DIRECTIONS: In the material below, the lines containing the word "JSON" are required; copy each of them.

* begin THE RECORDS *

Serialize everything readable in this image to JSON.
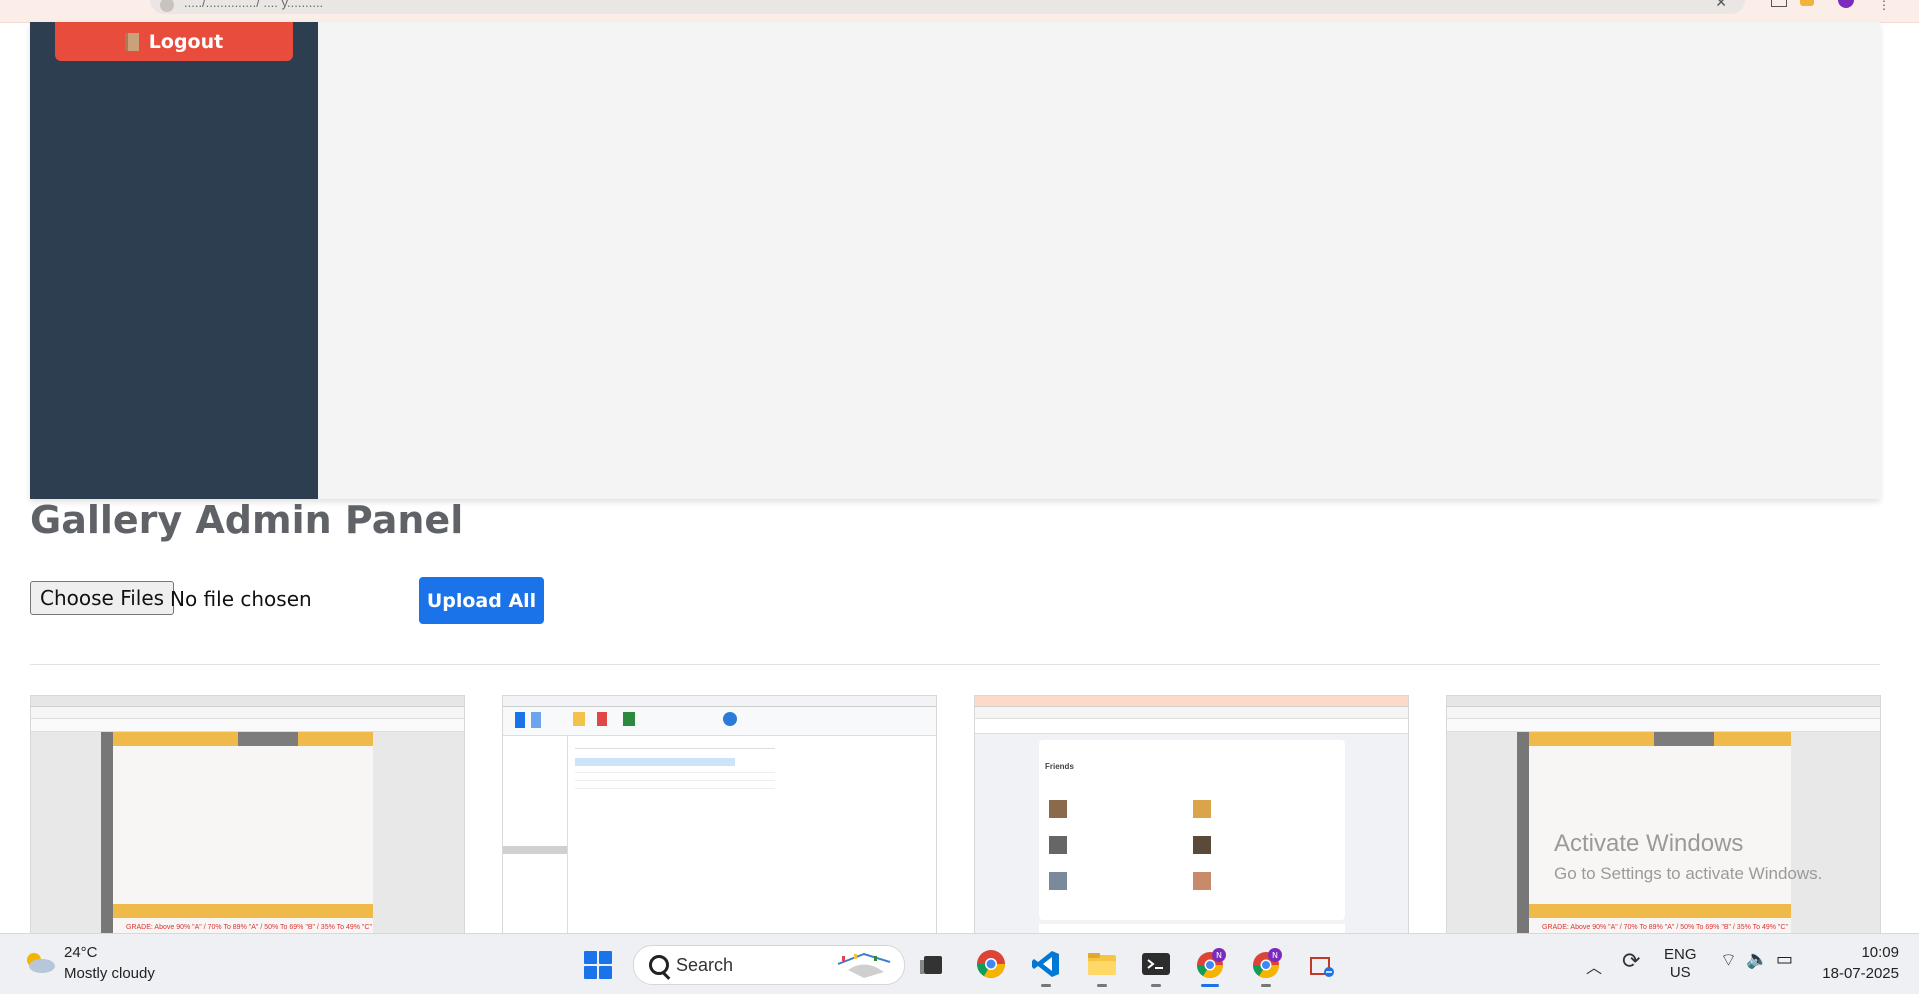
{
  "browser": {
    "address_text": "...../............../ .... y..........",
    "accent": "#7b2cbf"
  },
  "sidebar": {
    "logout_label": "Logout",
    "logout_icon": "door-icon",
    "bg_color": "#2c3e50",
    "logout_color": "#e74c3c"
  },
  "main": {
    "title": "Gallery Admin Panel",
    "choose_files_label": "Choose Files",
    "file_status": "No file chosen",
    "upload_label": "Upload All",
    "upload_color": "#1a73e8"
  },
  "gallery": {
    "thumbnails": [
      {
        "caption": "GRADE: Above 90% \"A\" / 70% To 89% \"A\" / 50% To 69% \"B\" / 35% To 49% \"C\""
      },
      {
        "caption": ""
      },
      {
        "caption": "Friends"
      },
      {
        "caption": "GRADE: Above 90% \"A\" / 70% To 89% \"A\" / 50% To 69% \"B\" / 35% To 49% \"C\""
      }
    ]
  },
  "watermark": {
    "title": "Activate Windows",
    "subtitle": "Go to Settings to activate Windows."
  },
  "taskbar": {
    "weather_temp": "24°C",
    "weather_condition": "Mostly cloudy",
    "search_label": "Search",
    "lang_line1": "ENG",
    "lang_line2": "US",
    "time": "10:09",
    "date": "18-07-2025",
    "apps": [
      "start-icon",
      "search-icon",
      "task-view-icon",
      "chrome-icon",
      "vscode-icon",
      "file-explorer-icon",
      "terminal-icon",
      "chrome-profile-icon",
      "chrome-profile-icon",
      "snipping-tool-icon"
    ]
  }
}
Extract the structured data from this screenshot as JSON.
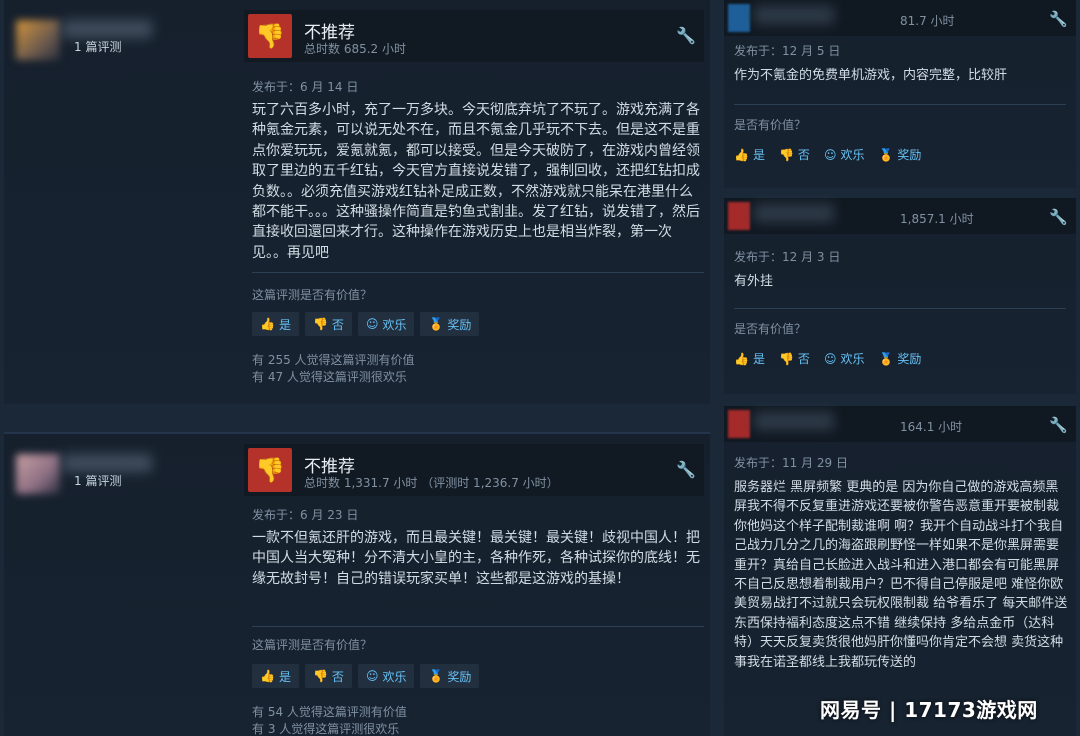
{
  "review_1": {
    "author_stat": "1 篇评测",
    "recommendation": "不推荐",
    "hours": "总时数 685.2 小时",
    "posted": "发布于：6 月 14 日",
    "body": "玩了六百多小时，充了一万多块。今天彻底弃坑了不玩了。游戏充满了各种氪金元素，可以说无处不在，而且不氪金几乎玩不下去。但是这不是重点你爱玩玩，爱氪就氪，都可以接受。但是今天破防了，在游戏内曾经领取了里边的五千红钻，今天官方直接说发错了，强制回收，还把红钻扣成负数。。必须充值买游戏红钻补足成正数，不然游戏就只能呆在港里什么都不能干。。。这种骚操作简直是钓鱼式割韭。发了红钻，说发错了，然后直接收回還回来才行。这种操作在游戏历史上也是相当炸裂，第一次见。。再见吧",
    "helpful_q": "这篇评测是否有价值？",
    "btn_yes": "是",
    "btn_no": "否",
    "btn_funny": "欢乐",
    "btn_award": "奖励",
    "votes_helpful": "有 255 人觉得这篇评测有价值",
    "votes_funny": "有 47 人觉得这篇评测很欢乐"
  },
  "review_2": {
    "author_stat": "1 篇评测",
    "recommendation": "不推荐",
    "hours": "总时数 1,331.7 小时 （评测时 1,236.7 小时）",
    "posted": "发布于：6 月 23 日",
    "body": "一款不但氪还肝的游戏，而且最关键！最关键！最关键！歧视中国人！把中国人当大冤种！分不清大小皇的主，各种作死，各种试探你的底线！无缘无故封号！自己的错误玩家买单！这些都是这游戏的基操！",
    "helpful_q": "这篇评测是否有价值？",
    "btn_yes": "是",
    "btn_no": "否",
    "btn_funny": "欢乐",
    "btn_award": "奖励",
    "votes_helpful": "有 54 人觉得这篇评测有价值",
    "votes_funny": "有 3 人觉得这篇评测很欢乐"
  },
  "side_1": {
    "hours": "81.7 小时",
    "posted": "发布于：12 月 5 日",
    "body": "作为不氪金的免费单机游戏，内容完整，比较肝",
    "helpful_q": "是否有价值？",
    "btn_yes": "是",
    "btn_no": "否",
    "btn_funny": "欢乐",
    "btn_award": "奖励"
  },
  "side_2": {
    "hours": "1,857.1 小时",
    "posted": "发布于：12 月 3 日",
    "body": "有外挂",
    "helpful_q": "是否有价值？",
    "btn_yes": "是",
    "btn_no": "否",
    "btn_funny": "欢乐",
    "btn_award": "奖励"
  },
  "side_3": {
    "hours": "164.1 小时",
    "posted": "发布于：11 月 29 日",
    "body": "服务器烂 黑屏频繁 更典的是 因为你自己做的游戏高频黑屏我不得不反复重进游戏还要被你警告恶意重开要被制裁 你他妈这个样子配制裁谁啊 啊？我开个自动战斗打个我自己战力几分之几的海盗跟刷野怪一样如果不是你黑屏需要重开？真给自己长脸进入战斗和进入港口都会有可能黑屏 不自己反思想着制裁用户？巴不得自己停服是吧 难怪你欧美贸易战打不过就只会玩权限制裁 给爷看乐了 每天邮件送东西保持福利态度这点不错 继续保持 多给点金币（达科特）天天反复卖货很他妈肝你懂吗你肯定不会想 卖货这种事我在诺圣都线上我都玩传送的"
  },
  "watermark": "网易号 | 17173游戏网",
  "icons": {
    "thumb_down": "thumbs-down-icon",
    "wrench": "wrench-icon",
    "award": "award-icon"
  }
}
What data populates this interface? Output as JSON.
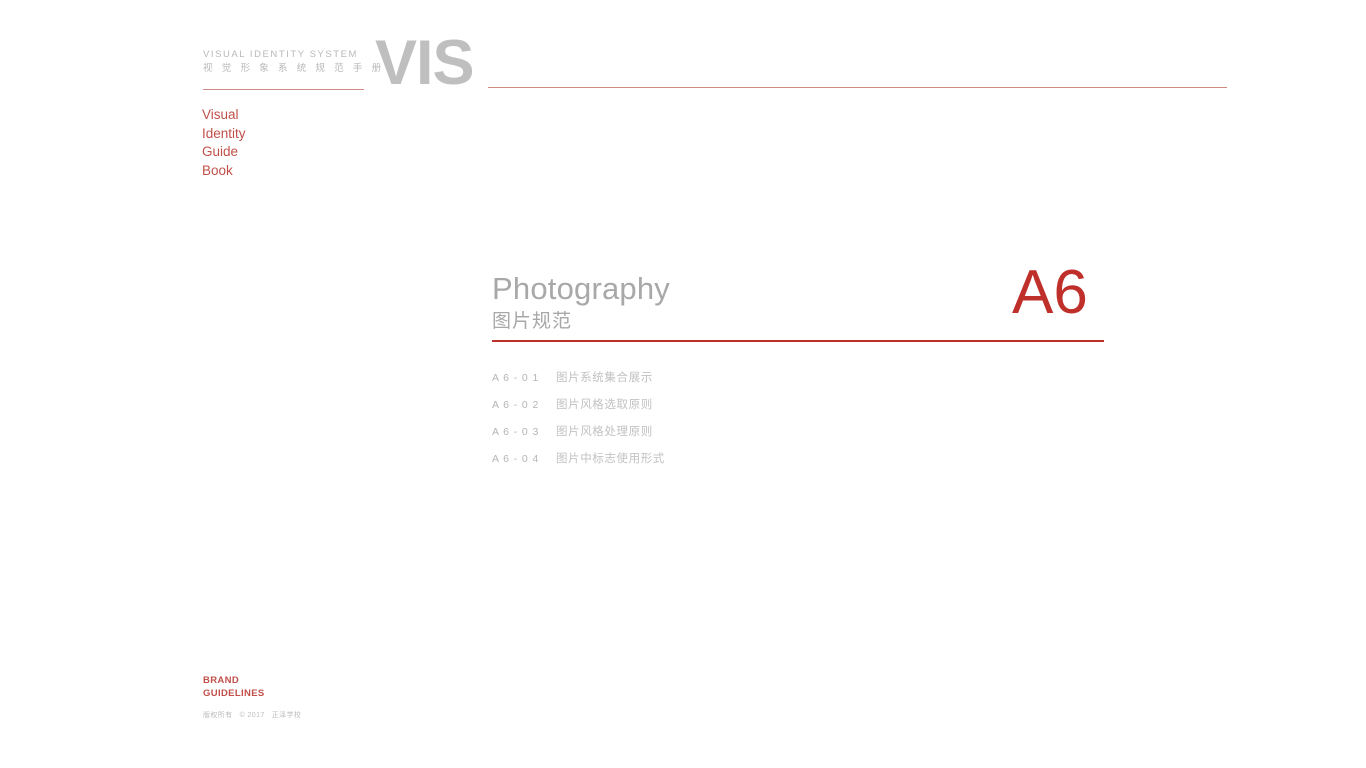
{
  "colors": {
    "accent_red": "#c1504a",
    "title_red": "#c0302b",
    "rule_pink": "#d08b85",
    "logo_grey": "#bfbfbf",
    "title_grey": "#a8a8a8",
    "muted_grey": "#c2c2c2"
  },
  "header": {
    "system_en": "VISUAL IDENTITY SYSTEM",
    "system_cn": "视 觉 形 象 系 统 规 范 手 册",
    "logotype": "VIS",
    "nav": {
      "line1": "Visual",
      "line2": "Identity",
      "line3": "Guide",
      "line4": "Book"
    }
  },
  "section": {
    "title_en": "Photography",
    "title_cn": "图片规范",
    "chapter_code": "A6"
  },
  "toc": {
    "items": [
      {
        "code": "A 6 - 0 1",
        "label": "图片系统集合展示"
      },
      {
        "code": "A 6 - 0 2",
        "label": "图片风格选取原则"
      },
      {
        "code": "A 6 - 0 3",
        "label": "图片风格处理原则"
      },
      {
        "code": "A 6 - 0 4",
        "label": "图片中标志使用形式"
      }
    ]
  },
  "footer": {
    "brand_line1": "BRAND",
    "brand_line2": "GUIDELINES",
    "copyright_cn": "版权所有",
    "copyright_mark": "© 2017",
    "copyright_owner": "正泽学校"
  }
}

* end THE RECORDS *

SOLUTION BELOW:
Serialize everything readable in this image to JSON.
Extract the structured data from this screenshot as JSON.
What data populates this interface? Output as JSON.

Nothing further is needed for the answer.